* _REQUIREMENT_
Copy every line of the data below exactly as given, except for the pictures.

* _DATASET RECORDS_
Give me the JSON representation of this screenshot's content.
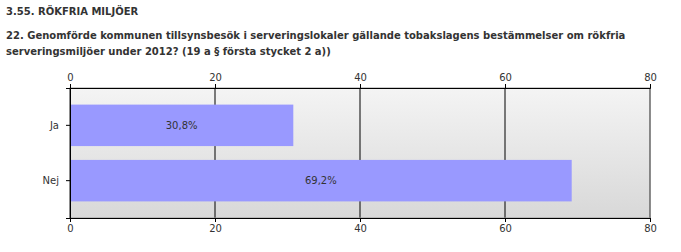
{
  "chart_data": {
    "type": "bar",
    "title": "3.55. RÖKFRIA MILJÖER",
    "subtitle": "22. Genomförde kommunen tillsynsbesök i serveringslokaler gällande tobakslagens bestämmelser om rökfria serveringsmiljöer under 2012? (19 a § första stycket 2 a))",
    "categories": [
      "Ja",
      "Nej"
    ],
    "values": [
      30.8,
      69.2
    ],
    "value_labels": [
      "30,8%",
      "69,2%"
    ],
    "color": "#9999ff",
    "orientation": "horizontal",
    "data_labels": true,
    "grid": true,
    "xlim": [
      0,
      80
    ],
    "xticks": [
      0,
      20,
      40,
      60,
      80
    ]
  }
}
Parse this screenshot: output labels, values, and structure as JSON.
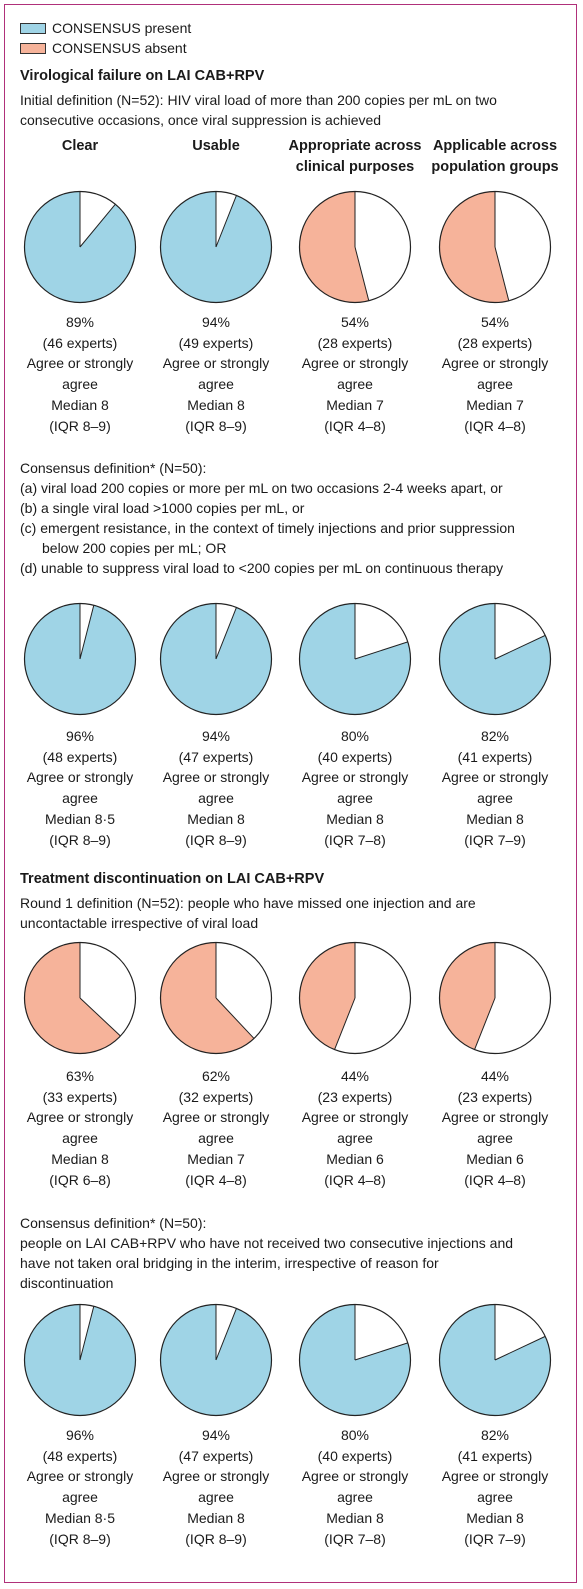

* _YOUR RESPONSE_
Give me the JSON representation of this screenshot's content.
{
  "chart_data": {
    "type": "bar",
    "title": "3.55. RÖKFRIA MILJÖER",
    "subtitle": "22. Genomförde kommunen tillsynsbesök i serveringslokaler gällande tobakslagens bestämmelser om rökfria serveringsmiljöer under 2012? (19 a § första stycket 2 a))",
    "categories": [
      "Ja",
      "Nej"
    ],
    "values": [
      30.8,
      69.2
    ],
    "value_labels": [
      "30,8%",
      "69,2%"
    ],
    "color": "#9999ff",
    "orientation": "horizontal",
    "data_labels": true,
    "grid": true,
    "xlim": [
      0,
      80
    ],
    "xticks": [
      0,
      20,
      40,
      60,
      80
    ]
  }
}
Parse this screenshot: output labels, values, and structure as JSON.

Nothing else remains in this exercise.